> [Given request] Reproduce the lines below word for word, keeping every character, number and bracket unchanged.

##### Available data

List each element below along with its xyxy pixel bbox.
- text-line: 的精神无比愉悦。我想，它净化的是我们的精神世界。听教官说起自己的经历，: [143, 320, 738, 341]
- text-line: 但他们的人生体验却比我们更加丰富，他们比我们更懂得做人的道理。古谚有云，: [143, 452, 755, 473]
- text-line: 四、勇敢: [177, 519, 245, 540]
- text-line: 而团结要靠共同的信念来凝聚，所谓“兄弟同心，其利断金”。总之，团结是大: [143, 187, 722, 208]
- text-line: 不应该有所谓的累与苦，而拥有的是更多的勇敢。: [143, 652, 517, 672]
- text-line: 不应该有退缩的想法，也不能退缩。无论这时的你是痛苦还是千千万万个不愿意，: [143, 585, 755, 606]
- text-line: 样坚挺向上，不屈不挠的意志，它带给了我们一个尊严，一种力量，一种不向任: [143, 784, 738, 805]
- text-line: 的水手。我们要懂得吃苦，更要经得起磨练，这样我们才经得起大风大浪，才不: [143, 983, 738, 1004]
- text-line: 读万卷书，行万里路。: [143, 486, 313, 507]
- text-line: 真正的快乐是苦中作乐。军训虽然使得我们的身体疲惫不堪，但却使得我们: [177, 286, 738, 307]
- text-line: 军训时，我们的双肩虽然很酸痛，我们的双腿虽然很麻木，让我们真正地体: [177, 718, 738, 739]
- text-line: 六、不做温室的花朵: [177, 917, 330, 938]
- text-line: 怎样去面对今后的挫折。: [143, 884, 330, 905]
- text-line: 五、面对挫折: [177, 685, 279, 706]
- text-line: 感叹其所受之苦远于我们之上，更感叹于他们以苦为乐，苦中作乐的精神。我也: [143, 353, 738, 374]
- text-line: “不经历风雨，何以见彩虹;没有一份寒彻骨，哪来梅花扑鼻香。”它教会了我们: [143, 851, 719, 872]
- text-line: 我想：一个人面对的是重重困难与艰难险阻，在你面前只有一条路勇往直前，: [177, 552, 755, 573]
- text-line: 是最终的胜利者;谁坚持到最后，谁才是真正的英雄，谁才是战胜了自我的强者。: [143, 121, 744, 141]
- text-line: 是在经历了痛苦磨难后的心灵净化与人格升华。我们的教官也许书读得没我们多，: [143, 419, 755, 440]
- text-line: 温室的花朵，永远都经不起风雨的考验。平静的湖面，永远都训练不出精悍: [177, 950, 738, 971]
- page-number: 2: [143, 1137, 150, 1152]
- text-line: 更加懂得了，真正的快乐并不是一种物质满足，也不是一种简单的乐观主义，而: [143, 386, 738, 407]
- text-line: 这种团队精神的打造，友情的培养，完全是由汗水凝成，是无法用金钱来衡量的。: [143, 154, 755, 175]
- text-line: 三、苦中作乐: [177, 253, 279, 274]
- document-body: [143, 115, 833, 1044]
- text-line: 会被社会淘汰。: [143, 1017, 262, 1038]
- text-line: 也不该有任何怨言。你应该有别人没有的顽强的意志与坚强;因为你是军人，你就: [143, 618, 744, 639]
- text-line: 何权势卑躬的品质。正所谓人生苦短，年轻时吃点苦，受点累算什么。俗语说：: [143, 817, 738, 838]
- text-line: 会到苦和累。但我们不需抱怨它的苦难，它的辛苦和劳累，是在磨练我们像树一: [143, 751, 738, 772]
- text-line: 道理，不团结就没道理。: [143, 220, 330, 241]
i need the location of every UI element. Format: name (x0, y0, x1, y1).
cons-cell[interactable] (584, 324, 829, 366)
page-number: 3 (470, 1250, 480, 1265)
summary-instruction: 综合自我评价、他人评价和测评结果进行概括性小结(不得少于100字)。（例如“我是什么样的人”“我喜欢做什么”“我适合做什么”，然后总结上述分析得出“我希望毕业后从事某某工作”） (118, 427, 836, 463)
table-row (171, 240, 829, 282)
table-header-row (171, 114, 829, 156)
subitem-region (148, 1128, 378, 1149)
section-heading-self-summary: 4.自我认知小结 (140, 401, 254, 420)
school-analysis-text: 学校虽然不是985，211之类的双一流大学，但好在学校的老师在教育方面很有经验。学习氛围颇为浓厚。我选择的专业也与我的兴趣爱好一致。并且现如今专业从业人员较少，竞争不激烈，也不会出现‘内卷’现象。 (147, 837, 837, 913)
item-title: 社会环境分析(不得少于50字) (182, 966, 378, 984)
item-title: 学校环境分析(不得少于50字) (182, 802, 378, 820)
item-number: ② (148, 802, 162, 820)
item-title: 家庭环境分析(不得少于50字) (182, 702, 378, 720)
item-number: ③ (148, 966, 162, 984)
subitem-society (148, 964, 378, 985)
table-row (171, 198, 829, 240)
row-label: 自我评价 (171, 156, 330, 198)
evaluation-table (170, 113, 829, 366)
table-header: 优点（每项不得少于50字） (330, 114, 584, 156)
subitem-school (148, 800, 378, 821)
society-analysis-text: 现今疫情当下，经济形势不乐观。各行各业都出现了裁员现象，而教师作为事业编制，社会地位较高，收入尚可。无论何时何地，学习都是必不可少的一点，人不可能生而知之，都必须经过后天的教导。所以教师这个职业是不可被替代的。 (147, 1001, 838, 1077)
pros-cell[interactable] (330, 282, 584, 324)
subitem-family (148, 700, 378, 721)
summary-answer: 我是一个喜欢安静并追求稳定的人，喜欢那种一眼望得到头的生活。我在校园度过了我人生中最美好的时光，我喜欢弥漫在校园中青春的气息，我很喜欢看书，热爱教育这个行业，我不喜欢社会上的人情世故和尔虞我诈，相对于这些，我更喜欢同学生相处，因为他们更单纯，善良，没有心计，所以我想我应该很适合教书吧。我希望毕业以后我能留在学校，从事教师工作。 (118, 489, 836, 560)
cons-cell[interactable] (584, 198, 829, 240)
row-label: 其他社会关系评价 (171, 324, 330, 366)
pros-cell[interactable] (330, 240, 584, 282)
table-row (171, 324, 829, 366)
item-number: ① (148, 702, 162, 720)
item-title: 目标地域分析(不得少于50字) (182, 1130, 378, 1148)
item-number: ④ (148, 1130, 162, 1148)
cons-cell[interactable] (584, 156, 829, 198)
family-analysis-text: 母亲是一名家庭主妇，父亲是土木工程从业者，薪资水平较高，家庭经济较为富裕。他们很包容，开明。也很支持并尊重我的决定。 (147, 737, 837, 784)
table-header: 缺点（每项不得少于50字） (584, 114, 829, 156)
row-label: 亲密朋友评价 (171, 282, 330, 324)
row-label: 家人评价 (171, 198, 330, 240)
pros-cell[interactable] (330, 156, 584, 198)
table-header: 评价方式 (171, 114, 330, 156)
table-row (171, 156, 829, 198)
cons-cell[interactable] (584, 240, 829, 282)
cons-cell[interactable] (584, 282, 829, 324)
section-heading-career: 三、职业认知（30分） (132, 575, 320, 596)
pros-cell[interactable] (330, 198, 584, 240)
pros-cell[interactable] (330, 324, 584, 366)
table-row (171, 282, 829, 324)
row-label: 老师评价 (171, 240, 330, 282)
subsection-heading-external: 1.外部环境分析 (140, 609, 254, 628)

##########

> [Solution]
List each element below along with its xyxy pixel bbox.
- text-line: 的精神无比愉悦。我想，它净化的是我们的精神世界。听教官说起自己的经历，: [143, 320, 738, 341]
- text-line: 但他们的人生体验却比我们更加丰富，他们比我们更懂得做人的道理。古谚有云，: [143, 452, 755, 473]
- text-line: 四、勇敢: [177, 519, 245, 540]
- text-line: 而团结要靠共同的信念来凝聚，所谓“兄弟同心，其利断金”。总之，团结是大: [143, 187, 722, 208]
- text-line: 不应该有所谓的累与苦，而拥有的是更多的勇敢。: [143, 652, 517, 672]
- text-line: 不应该有退缩的想法，也不能退缩。无论这时的你是痛苦还是千千万万个不愿意，: [143, 585, 755, 606]
- text-line: 样坚挺向上，不屈不挠的意志，它带给了我们一个尊严，一种力量，一种不向任: [143, 784, 738, 805]
- text-line: 的水手。我们要懂得吃苦，更要经得起磨练，这样我们才经得起大风大浪，才不: [143, 983, 738, 1004]
- text-line: 读万卷书，行万里路。: [143, 486, 313, 507]
- text-line: 真正的快乐是苦中作乐。军训虽然使得我们的身体疲惫不堪，但却使得我们: [177, 286, 738, 307]
- text-line: 军训时，我们的双肩虽然很酸痛，我们的双腿虽然很麻木，让我们真正地体: [177, 718, 738, 739]
- text-line: 六、不做温室的花朵: [177, 917, 330, 938]
- text-line: 怎样去面对今后的挫折。: [143, 884, 330, 905]
- text-line: 五、面对挫折: [177, 685, 279, 706]
- text-line: 感叹其所受之苦远于我们之上，更感叹于他们以苦为乐，苦中作乐的精神。我也: [143, 353, 738, 374]
- text-line: “不经历风雨，何以见彩虹;没有一份寒彻骨，哪来梅花扑鼻香。”它教会了我们: [143, 851, 719, 872]
- text-line: 我想：一个人面对的是重重困难与艰难险阻，在你面前只有一条路勇往直前，: [177, 552, 755, 573]
- text-line: 是最终的胜利者;谁坚持到最后，谁才是真正的英雄，谁才是战胜了自我的强者。: [143, 121, 744, 141]
- text-line: 是在经历了痛苦磨难后的心灵净化与人格升华。我们的教官也许书读得没我们多，: [143, 419, 755, 440]
- text-line: 温室的花朵，永远都经不起风雨的考验。平静的湖面，永远都训练不出精悍: [177, 950, 738, 971]
- page-number: 2: [143, 1137, 150, 1152]
- text-line: 更加懂得了，真正的快乐并不是一种物质满足，也不是一种简单的乐观主义，而: [143, 386, 738, 407]
- text-line: 这种团队精神的打造，友情的培养，完全是由汗水凝成，是无法用金钱来衡量的。: [143, 154, 755, 175]
- text-line: 三、苦中作乐: [177, 253, 279, 274]
- document-body: [143, 115, 833, 1044]
- text-line: 会被社会淘汰。: [143, 1017, 262, 1038]
- text-line: 也不该有任何怨言。你应该有别人没有的顽强的意志与坚强;因为你是军人，你就: [143, 618, 744, 639]
- text-line: 何权势卑躬的品质。正所谓人生苦短，年轻时吃点苦，受点累算什么。俗语说：: [143, 817, 738, 838]
- text-line: 会到苦和累。但我们不需抱怨它的苦难，它的辛苦和劳累，是在磨练我们像树一: [143, 751, 738, 772]
- text-line: 道理，不团结就没道理。: [143, 220, 330, 241]
i need the location of every UI element. Format: name (x0, y0, x1, y1).
cons-cell[interactable] (584, 324, 829, 366)
page-number: 3 (470, 1250, 480, 1265)
summary-instruction: 综合自我评价、他人评价和测评结果进行概括性小结(不得少于100字)。（例如“我是什么样的人”“我喜欢做什么”“我适合做什么”，然后总结上述分析得出“我希望毕业后从事某某工作”） (118, 427, 836, 463)
table-row (171, 240, 829, 282)
table-header-row (171, 114, 829, 156)
subitem-region (148, 1128, 378, 1149)
section-heading-self-summary: 4.自我认知小结 (140, 401, 254, 420)
school-analysis-text: 学校虽然不是985，211之类的双一流大学，但好在学校的老师在教育方面很有经验。学习氛围颇为浓厚。我选择的专业也与我的兴趣爱好一致。并且现如今专业从业人员较少，竞争不激烈，也不会出现‘内卷’现象。 (147, 837, 837, 913)
item-title: 社会环境分析(不得少于50字) (182, 966, 378, 984)
item-title: 学校环境分析(不得少于50字) (182, 802, 378, 820)
item-number: ② (148, 802, 162, 820)
item-title: 家庭环境分析(不得少于50字) (182, 702, 378, 720)
item-number: ③ (148, 966, 162, 984)
subitem-society (148, 964, 378, 985)
table-row (171, 198, 829, 240)
row-label: 自我评价 (171, 156, 330, 198)
evaluation-table (170, 113, 829, 366)
table-header: 优点（每项不得少于50字） (330, 114, 584, 156)
subitem-school (148, 800, 378, 821)
society-analysis-text: 现今疫情当下，经济形势不乐观。各行各业都出现了裁员现象，而教师作为事业编制，社会地位较高，收入尚可。无论何时何地，学习都是必不可少的一点，人不可能生而知之，都必须经过后天的教导。所以教师这个职业是不可被替代的。 (147, 1001, 838, 1077)
pros-cell[interactable] (330, 282, 584, 324)
subitem-family (148, 700, 378, 721)
summary-answer: 我是一个喜欢安静并追求稳定的人，喜欢那种一眼望得到头的生活。我在校园度过了我人生中最美好的时光，我喜欢弥漫在校园中青春的气息，我很喜欢看书，热爱教育这个行业，我不喜欢社会上的人情世故和尔虞我诈，相对于这些，我更喜欢同学生相处，因为他们更单纯，善良，没有心计，所以我想我应该很适合教书吧。我希望毕业以后我能留在学校，从事教师工作。 (118, 489, 836, 560)
cons-cell[interactable] (584, 198, 829, 240)
row-label: 其他社会关系评价 (171, 324, 330, 366)
pros-cell[interactable] (330, 240, 584, 282)
table-row (171, 324, 829, 366)
item-number: ① (148, 702, 162, 720)
item-title: 目标地域分析(不得少于50字) (182, 1130, 378, 1148)
item-number: ④ (148, 1130, 162, 1148)
cons-cell[interactable] (584, 156, 829, 198)
family-analysis-text: 母亲是一名家庭主妇，父亲是土木工程从业者，薪资水平较高，家庭经济较为富裕。他们很包容，开明。也很支持并尊重我的决定。 (147, 737, 837, 784)
table-header: 缺点（每项不得少于50字） (584, 114, 829, 156)
row-label: 亲密朋友评价 (171, 282, 330, 324)
row-label: 家人评价 (171, 198, 330, 240)
pros-cell[interactable] (330, 156, 584, 198)
table-header: 评价方式 (171, 114, 330, 156)
table-row (171, 156, 829, 198)
cons-cell[interactable] (584, 240, 829, 282)
cons-cell[interactable] (584, 282, 829, 324)
section-heading-career: 三、职业认知（30分） (132, 575, 320, 596)
pros-cell[interactable] (330, 198, 584, 240)
pros-cell[interactable] (330, 324, 584, 366)
table-row (171, 282, 829, 324)
row-label: 老师评价 (171, 240, 330, 282)
subsection-heading-external: 1.外部环境分析 (140, 609, 254, 628)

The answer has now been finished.